::: Raw records :::

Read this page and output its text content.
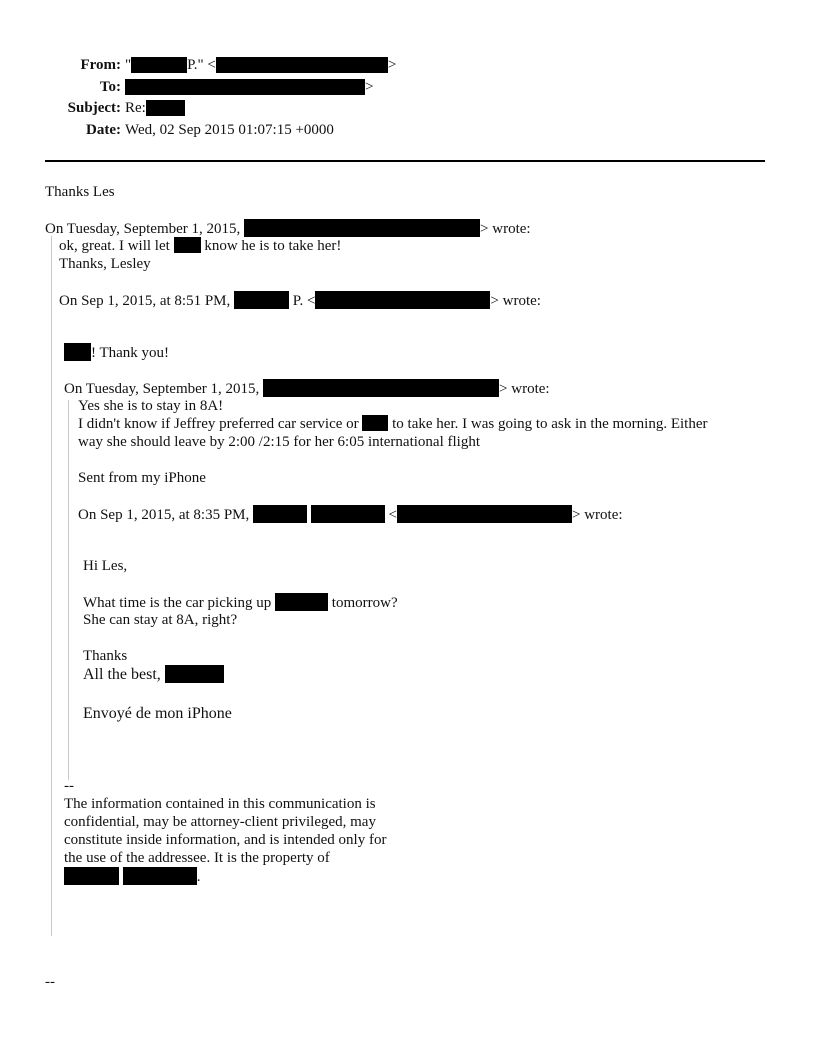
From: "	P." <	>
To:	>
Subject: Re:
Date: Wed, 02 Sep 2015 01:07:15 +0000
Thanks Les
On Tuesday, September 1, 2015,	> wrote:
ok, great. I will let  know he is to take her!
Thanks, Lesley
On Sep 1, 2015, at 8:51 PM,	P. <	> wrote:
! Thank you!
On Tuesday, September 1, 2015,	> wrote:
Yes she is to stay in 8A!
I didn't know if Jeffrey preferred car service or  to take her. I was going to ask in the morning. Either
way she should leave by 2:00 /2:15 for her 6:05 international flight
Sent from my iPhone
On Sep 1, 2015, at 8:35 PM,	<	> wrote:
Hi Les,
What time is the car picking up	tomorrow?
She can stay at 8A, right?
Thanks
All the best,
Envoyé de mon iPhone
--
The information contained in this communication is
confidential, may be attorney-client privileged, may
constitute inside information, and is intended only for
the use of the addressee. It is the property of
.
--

:::
::: Raw records :::

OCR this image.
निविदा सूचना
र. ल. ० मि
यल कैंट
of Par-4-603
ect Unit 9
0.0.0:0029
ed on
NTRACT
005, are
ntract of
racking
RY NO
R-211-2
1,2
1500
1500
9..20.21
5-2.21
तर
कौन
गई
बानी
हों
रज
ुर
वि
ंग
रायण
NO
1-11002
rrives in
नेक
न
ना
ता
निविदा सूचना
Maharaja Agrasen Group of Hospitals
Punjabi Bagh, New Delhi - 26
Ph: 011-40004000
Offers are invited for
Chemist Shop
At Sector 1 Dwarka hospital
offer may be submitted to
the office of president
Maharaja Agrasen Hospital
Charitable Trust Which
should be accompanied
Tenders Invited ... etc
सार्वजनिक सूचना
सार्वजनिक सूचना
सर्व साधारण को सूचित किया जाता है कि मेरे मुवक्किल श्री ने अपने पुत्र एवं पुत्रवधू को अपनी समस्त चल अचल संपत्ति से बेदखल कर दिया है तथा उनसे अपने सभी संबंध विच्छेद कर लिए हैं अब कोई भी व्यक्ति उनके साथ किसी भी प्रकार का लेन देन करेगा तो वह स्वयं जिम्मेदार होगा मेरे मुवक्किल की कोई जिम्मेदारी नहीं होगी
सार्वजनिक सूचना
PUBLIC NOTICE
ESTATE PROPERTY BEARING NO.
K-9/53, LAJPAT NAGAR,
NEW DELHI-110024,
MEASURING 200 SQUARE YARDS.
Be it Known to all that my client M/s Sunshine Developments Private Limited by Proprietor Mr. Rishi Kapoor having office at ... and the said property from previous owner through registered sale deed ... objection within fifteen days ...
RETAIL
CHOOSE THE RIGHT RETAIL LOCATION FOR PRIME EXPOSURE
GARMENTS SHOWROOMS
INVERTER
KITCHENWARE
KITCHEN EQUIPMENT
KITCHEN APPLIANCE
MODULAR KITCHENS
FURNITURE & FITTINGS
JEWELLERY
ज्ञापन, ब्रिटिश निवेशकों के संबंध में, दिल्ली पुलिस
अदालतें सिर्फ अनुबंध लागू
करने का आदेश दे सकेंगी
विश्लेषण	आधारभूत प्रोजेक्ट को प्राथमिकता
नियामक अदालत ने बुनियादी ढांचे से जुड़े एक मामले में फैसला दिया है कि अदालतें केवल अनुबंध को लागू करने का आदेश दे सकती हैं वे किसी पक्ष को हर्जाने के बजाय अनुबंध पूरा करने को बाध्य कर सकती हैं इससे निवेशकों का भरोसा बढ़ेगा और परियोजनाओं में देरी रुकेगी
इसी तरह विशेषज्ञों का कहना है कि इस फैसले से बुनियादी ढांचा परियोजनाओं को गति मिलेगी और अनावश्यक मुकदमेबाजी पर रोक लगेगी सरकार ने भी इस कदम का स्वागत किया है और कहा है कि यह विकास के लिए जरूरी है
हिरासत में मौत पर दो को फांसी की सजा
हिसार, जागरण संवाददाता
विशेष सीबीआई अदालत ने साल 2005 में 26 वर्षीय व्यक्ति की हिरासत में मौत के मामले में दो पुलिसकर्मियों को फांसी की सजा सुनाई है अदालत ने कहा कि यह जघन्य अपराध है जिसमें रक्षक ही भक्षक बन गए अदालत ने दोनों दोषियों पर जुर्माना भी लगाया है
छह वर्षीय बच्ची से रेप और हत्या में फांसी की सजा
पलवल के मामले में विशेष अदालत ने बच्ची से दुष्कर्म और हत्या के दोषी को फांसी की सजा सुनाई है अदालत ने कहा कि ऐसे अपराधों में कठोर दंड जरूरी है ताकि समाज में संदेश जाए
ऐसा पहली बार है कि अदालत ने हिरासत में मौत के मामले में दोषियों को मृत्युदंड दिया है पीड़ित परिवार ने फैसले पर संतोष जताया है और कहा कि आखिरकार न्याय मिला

:::

What you have to do> Say, as a single number and nothing more, how many lines of the entries contain the word "stay".

Answer for the task> 2